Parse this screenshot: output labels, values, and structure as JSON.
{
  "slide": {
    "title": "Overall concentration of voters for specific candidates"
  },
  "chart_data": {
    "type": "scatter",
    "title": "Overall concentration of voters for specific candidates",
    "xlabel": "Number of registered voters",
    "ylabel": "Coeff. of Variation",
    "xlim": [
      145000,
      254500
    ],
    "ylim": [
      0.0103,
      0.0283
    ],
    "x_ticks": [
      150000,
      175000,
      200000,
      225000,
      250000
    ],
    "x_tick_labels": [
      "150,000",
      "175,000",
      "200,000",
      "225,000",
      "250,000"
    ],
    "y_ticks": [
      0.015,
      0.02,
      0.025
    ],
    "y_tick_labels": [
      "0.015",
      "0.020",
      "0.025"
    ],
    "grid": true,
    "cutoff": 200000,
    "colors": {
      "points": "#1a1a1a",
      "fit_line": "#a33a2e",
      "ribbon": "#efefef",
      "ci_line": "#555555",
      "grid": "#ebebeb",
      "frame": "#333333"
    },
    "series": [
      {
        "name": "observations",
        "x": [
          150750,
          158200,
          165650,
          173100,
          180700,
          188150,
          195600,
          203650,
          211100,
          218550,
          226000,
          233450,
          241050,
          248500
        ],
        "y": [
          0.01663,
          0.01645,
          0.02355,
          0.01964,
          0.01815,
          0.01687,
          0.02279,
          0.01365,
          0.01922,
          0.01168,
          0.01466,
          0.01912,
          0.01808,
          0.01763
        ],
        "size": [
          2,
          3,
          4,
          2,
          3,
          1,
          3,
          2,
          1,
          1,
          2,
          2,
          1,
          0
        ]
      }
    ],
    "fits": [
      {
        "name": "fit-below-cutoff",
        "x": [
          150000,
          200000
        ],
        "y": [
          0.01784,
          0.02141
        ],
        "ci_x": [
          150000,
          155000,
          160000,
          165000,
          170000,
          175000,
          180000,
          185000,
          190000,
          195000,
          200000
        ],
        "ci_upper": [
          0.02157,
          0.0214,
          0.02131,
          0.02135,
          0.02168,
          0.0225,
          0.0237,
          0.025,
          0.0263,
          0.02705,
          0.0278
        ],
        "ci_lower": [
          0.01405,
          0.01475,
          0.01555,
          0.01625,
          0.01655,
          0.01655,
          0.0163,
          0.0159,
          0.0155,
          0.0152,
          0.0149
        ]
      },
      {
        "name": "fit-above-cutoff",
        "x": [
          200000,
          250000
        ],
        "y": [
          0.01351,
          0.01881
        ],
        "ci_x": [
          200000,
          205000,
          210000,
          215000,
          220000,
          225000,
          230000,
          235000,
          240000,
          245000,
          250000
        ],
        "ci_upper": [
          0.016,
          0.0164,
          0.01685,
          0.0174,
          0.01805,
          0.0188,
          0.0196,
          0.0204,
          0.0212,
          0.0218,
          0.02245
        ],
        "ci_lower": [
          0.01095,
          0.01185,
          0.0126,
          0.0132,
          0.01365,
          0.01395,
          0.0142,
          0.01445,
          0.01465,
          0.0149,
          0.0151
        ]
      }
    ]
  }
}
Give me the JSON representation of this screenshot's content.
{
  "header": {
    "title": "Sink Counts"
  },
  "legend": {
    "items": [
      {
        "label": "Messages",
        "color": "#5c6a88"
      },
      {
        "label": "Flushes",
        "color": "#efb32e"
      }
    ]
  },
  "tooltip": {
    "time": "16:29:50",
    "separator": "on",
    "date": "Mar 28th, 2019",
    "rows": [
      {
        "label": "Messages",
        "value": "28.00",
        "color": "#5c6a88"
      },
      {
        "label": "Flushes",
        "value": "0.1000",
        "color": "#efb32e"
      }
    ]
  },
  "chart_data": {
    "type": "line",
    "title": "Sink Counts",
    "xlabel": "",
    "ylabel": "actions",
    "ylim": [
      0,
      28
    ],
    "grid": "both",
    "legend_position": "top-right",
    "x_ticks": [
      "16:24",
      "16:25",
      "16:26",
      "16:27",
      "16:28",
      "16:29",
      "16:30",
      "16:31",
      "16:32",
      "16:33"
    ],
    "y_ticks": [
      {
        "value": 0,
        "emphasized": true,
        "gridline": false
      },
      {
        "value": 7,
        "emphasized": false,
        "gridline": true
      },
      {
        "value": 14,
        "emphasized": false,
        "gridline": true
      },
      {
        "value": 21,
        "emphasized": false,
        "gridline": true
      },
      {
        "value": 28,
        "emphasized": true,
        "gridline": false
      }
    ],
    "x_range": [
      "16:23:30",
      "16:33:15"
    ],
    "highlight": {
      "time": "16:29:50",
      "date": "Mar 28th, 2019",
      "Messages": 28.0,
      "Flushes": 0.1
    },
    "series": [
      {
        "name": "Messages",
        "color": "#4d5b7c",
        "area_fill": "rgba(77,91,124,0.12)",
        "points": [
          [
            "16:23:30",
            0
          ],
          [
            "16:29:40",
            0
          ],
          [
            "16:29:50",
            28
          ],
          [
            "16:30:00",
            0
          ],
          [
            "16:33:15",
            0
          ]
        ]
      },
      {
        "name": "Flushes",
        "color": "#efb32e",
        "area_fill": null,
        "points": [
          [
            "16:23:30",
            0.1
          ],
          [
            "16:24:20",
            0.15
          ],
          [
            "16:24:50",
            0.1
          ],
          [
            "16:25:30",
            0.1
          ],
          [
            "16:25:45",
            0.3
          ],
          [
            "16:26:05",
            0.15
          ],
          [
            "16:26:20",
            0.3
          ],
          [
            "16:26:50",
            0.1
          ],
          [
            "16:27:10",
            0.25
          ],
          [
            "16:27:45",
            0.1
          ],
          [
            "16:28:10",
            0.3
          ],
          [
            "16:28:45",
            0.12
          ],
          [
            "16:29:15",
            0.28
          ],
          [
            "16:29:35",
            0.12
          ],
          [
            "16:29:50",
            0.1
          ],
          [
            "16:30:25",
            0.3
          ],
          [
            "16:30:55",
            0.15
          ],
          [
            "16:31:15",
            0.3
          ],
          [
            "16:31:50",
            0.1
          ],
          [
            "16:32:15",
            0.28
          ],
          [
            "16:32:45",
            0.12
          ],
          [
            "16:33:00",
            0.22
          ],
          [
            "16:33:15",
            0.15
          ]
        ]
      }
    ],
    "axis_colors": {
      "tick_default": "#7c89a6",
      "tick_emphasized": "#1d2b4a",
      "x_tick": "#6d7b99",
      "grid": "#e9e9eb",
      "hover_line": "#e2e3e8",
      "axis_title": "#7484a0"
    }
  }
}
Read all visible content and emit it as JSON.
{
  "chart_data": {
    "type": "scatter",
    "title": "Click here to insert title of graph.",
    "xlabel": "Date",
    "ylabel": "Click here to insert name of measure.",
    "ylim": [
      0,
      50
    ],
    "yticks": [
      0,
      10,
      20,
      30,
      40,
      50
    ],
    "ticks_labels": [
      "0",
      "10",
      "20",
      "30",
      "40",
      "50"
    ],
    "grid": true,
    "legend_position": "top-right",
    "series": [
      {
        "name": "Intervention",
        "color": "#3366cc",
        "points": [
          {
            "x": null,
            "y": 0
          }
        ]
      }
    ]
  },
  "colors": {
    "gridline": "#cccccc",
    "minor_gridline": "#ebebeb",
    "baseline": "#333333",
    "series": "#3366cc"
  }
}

----

Search the records for the string "here" and return every line in which it occurs.

SOLVED PROBLEM:
    "title": "Click here to insert title of graph.",
    "ylabel": "Click here to insert name of measure.",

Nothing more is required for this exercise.